┌──
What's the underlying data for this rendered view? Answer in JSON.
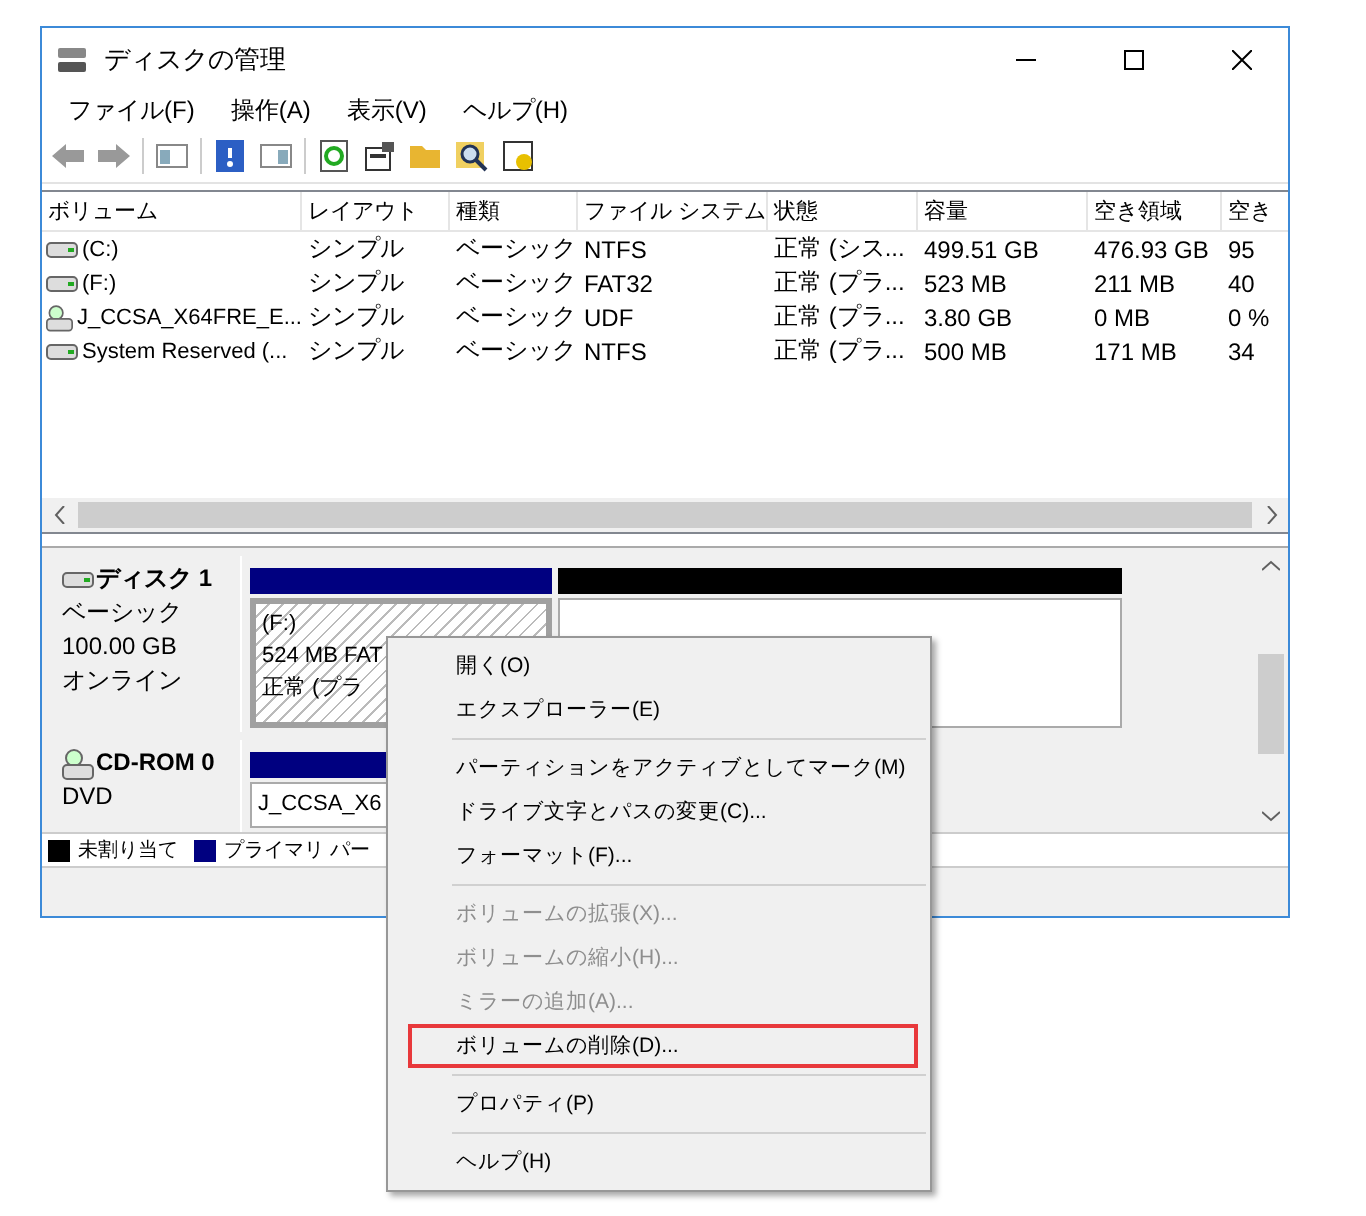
{
  "window": {
    "title": "ディスクの管理"
  },
  "menu": [
    "ファイル(F)",
    "操作(A)",
    "表示(V)",
    "ヘルプ(H)"
  ],
  "volumes": {
    "columns": [
      "ボリューム",
      "レイアウト",
      "種類",
      "ファイル システム",
      "状態",
      "容量",
      "空き領域",
      "空き"
    ],
    "rows": [
      {
        "kind": "disk",
        "cells": [
          "(C:)",
          "シンプル",
          "ベーシック",
          "NTFS",
          "正常 (シス...",
          "499.51 GB",
          "476.93 GB",
          "95"
        ]
      },
      {
        "kind": "disk",
        "cells": [
          "(F:)",
          "シンプル",
          "ベーシック",
          "FAT32",
          "正常 (プラ...",
          "523 MB",
          "211 MB",
          "40"
        ]
      },
      {
        "kind": "cd",
        "cells": [
          "J_CCSA_X64FRE_E...",
          "シンプル",
          "ベーシック",
          "UDF",
          "正常 (プラ...",
          "3.80 GB",
          "0 MB",
          "0 %"
        ]
      },
      {
        "kind": "disk",
        "cells": [
          "System Reserved (...",
          "シンプル",
          "ベーシック",
          "NTFS",
          "正常 (プラ...",
          "500 MB",
          "171 MB",
          "34"
        ]
      }
    ]
  },
  "disks": [
    {
      "kind": "disk",
      "name": "ディスク 1",
      "lines": [
        "ベーシック",
        "100.00 GB",
        "オンライン"
      ],
      "partitions": [
        {
          "kind": "primary",
          "selected": true,
          "lines": [
            "(F:)",
            "524 MB FAT",
            "正常 (プラ"
          ]
        },
        {
          "kind": "unallocated",
          "selected": false
        }
      ]
    },
    {
      "kind": "cd",
      "name": "CD-ROM 0",
      "lines": [
        "DVD"
      ],
      "partitions": [
        {
          "kind": "primary",
          "selected": false,
          "lines": [
            "J_CCSA_X6"
          ]
        }
      ]
    }
  ],
  "legend": [
    {
      "label": "未割り当て",
      "color": "#000000"
    },
    {
      "label": "プライマリ パー",
      "color": "#000080"
    }
  ],
  "context_menu": [
    {
      "kind": "item",
      "label": "開く(O)",
      "disabled": false,
      "highlighted": false
    },
    {
      "kind": "item",
      "label": "エクスプローラー(E)",
      "disabled": false,
      "highlighted": false
    },
    {
      "kind": "separator"
    },
    {
      "kind": "item",
      "label": "パーティションをアクティブとしてマーク(M)",
      "disabled": false,
      "highlighted": false
    },
    {
      "kind": "item",
      "label": "ドライブ文字とパスの変更(C)...",
      "disabled": false,
      "highlighted": false
    },
    {
      "kind": "item",
      "label": "フォーマット(F)...",
      "disabled": false,
      "highlighted": false
    },
    {
      "kind": "separator"
    },
    {
      "kind": "item",
      "label": "ボリュームの拡張(X)...",
      "disabled": true,
      "highlighted": false
    },
    {
      "kind": "item",
      "label": "ボリュームの縮小(H)...",
      "disabled": true,
      "highlighted": false
    },
    {
      "kind": "item",
      "label": "ミラーの追加(A)...",
      "disabled": true,
      "highlighted": false
    },
    {
      "kind": "item",
      "label": "ボリュームの削除(D)...",
      "disabled": false,
      "highlighted": true
    },
    {
      "kind": "separator"
    },
    {
      "kind": "item",
      "label": "プロパティ(P)",
      "disabled": false,
      "highlighted": false
    },
    {
      "kind": "separator"
    },
    {
      "kind": "item",
      "label": "ヘルプ(H)",
      "disabled": false,
      "highlighted": false
    }
  ]
}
└──
Given exercise.
Your task is to retype all the entries exactly and leave out any pictures.

Correct output.
What's the underlying data for this rendered view? Answer in JSON.
{
  "window": {
    "title": "ディスクの管理"
  },
  "menu": [
    "ファイル(F)",
    "操作(A)",
    "表示(V)",
    "ヘルプ(H)"
  ],
  "volumes": {
    "columns": [
      "ボリューム",
      "レイアウト",
      "種類",
      "ファイル システム",
      "状態",
      "容量",
      "空き領域",
      "空き"
    ],
    "rows": [
      {
        "kind": "disk",
        "cells": [
          "(C:)",
          "シンプル",
          "ベーシック",
          "NTFS",
          "正常 (シス...",
          "499.51 GB",
          "476.93 GB",
          "95"
        ]
      },
      {
        "kind": "disk",
        "cells": [
          "(F:)",
          "シンプル",
          "ベーシック",
          "FAT32",
          "正常 (プラ...",
          "523 MB",
          "211 MB",
          "40"
        ]
      },
      {
        "kind": "cd",
        "cells": [
          "J_CCSA_X64FRE_E...",
          "シンプル",
          "ベーシック",
          "UDF",
          "正常 (プラ...",
          "3.80 GB",
          "0 MB",
          "0 %"
        ]
      },
      {
        "kind": "disk",
        "cells": [
          "System Reserved (...",
          "シンプル",
          "ベーシック",
          "NTFS",
          "正常 (プラ...",
          "500 MB",
          "171 MB",
          "34"
        ]
      }
    ]
  },
  "disks": [
    {
      "kind": "disk",
      "name": "ディスク 1",
      "lines": [
        "ベーシック",
        "100.00 GB",
        "オンライン"
      ],
      "partitions": [
        {
          "kind": "primary",
          "selected": true,
          "lines": [
            "(F:)",
            "524 MB FAT",
            "正常 (プラ"
          ]
        },
        {
          "kind": "unallocated",
          "selected": false
        }
      ]
    },
    {
      "kind": "cd",
      "name": "CD-ROM 0",
      "lines": [
        "DVD"
      ],
      "partitions": [
        {
          "kind": "primary",
          "selected": false,
          "lines": [
            "J_CCSA_X6"
          ]
        }
      ]
    }
  ],
  "legend": [
    {
      "label": "未割り当て",
      "color": "#000000"
    },
    {
      "label": "プライマリ パー",
      "color": "#000080"
    }
  ],
  "context_menu": [
    {
      "kind": "item",
      "label": "開く(O)",
      "disabled": false,
      "highlighted": false
    },
    {
      "kind": "item",
      "label": "エクスプローラー(E)",
      "disabled": false,
      "highlighted": false
    },
    {
      "kind": "separator"
    },
    {
      "kind": "item",
      "label": "パーティションをアクティブとしてマーク(M)",
      "disabled": false,
      "highlighted": false
    },
    {
      "kind": "item",
      "label": "ドライブ文字とパスの変更(C)...",
      "disabled": false,
      "highlighted": false
    },
    {
      "kind": "item",
      "label": "フォーマット(F)...",
      "disabled": false,
      "highlighted": false
    },
    {
      "kind": "separator"
    },
    {
      "kind": "item",
      "label": "ボリュームの拡張(X)...",
      "disabled": true,
      "highlighted": false
    },
    {
      "kind": "item",
      "label": "ボリュームの縮小(H)...",
      "disabled": true,
      "highlighted": false
    },
    {
      "kind": "item",
      "label": "ミラーの追加(A)...",
      "disabled": true,
      "highlighted": false
    },
    {
      "kind": "item",
      "label": "ボリュームの削除(D)...",
      "disabled": false,
      "highlighted": true
    },
    {
      "kind": "separator"
    },
    {
      "kind": "item",
      "label": "プロパティ(P)",
      "disabled": false,
      "highlighted": false
    },
    {
      "kind": "separator"
    },
    {
      "kind": "item",
      "label": "ヘルプ(H)",
      "disabled": false,
      "highlighted": false
    }
  ]
}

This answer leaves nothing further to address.